Prompt >>
Check each line of the records below for the word "Higher" and copy those where it appears.

* Start The records *

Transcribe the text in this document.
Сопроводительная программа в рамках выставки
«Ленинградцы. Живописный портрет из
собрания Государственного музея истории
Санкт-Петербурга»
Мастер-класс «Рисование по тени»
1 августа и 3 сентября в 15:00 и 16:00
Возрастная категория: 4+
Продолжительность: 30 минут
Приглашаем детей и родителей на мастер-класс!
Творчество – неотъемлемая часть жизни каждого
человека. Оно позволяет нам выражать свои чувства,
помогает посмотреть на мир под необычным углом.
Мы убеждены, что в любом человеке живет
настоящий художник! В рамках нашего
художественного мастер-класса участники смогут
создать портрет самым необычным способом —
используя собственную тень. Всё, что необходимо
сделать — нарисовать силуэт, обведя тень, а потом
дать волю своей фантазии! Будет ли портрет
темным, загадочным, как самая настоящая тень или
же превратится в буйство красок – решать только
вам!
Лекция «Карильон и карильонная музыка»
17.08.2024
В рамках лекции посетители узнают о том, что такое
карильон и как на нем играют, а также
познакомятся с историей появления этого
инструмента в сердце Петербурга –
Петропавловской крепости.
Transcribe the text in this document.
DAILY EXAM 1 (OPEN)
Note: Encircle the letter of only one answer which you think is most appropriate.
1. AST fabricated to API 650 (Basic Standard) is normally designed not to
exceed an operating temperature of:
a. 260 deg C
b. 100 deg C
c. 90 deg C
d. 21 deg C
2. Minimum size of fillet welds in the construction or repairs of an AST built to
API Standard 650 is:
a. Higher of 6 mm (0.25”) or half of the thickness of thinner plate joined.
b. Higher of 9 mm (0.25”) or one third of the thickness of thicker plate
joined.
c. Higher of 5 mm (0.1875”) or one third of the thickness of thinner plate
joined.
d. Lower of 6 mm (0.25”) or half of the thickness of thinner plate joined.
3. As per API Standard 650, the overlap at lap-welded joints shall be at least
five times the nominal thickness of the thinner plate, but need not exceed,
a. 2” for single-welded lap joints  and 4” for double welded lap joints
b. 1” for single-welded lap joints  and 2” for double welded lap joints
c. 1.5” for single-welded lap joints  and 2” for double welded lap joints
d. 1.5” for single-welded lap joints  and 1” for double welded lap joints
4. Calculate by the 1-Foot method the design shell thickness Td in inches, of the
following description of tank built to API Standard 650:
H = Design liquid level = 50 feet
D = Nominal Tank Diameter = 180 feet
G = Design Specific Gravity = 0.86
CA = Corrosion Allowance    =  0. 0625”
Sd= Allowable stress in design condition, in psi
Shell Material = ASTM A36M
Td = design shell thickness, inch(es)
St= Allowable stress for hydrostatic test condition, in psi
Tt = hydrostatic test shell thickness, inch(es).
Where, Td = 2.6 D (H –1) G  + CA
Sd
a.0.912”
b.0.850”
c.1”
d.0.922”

* End The records *

Output of the exercise >>
a. Higher of 6 mm (0.25”) or half of the thickness of thinner plate joined.
b. Higher of 9 mm (0.25”) or one third of the thickness of thicker plate
c. Higher of 5 mm (0.1875”) or one third of the thickness of thinner plate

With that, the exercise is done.